[Dataset records]

☆ ☆ ☆ ☆ ☆ ☆ ☆

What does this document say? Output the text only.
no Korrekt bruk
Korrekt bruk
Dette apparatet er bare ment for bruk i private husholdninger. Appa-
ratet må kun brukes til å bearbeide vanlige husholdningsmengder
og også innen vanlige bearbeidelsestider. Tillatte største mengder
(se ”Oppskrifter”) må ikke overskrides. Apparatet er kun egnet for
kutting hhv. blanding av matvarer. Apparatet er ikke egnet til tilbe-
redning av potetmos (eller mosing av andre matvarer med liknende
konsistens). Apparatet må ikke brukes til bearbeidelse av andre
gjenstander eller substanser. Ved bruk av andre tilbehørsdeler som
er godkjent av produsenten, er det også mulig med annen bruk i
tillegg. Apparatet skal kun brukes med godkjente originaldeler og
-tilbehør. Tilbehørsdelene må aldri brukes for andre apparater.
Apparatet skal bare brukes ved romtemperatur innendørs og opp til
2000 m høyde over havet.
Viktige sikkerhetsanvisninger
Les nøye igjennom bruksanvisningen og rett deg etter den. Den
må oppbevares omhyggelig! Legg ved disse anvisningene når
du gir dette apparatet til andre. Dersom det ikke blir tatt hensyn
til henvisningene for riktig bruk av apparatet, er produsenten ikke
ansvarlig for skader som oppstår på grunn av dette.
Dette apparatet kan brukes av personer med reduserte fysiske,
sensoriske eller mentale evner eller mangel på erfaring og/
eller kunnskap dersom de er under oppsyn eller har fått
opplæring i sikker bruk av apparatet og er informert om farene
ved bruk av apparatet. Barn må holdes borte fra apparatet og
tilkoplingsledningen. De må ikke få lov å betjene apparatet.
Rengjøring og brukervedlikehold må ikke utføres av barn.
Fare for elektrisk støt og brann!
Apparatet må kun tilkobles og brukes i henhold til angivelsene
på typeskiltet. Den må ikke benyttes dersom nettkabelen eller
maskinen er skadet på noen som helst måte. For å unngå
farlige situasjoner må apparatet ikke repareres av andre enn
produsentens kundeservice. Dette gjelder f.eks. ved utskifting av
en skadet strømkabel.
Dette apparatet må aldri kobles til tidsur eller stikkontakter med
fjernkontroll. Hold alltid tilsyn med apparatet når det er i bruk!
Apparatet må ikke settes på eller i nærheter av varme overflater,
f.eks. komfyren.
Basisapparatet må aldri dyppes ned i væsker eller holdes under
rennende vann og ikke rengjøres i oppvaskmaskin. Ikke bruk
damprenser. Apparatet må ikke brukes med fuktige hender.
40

☆ ☆ ☆ ☆ ☆ ☆ ☆

__WHAT YOU SHOULD DO__. Restate every record exactly, leaving nothing out.

__TASK SOLUTION__.
What does this document say? Output the text only.
no Korrekt bruk
Korrekt bruk
Dette apparatet er bare ment for bruk i private husholdninger. Appa-
ratet må kun brukes til å bearbeide vanlige husholdningsmengder
og også innen vanlige bearbeidelsestider. Tillatte største mengder
(se ”Oppskrifter”) må ikke overskrides. Apparatet er kun egnet for
kutting hhv. blanding av matvarer. Apparatet er ikke egnet til tilbe-
redning av potetmos (eller mosing av andre matvarer med liknende
konsistens). Apparatet må ikke brukes til bearbeidelse av andre
gjenstander eller substanser. Ved bruk av andre tilbehørsdeler som
er godkjent av produsenten, er det også mulig med annen bruk i
tillegg. Apparatet skal kun brukes med godkjente originaldeler og
-tilbehør. Tilbehørsdelene må aldri brukes for andre apparater.
Apparatet skal bare brukes ved romtemperatur innendørs og opp til
2000 m høyde over havet.
Viktige sikkerhetsanvisninger
Les nøye igjennom bruksanvisningen og rett deg etter den. Den
må oppbevares omhyggelig! Legg ved disse anvisningene når
du gir dette apparatet til andre. Dersom det ikke blir tatt hensyn
til henvisningene for riktig bruk av apparatet, er produsenten ikke
ansvarlig for skader som oppstår på grunn av dette.
Dette apparatet kan brukes av personer med reduserte fysiske,
sensoriske eller mentale evner eller mangel på erfaring og/
eller kunnskap dersom de er under oppsyn eller har fått
opplæring i sikker bruk av apparatet og er informert om farene
ved bruk av apparatet. Barn må holdes borte fra apparatet og
tilkoplingsledningen. De må ikke få lov å betjene apparatet.
Rengjøring og brukervedlikehold må ikke utføres av barn.
Fare for elektrisk støt og brann!
Apparatet må kun tilkobles og brukes i henhold til angivelsene
på typeskiltet. Den må ikke benyttes dersom nettkabelen eller
maskinen er skadet på noen som helst måte. For å unngå
farlige situasjoner må apparatet ikke repareres av andre enn
produsentens kundeservice. Dette gjelder f.eks. ved utskifting av
en skadet strømkabel.
Dette apparatet må aldri kobles til tidsur eller stikkontakter med
fjernkontroll. Hold alltid tilsyn med apparatet når det er i bruk!
Apparatet må ikke settes på eller i nærheter av varme overflater,
f.eks. komfyren.
Basisapparatet må aldri dyppes ned i væsker eller holdes under
rennende vann og ikke rengjøres i oppvaskmaskin. Ikke bruk
damprenser. Apparatet må ikke brukes med fuktige hender.
40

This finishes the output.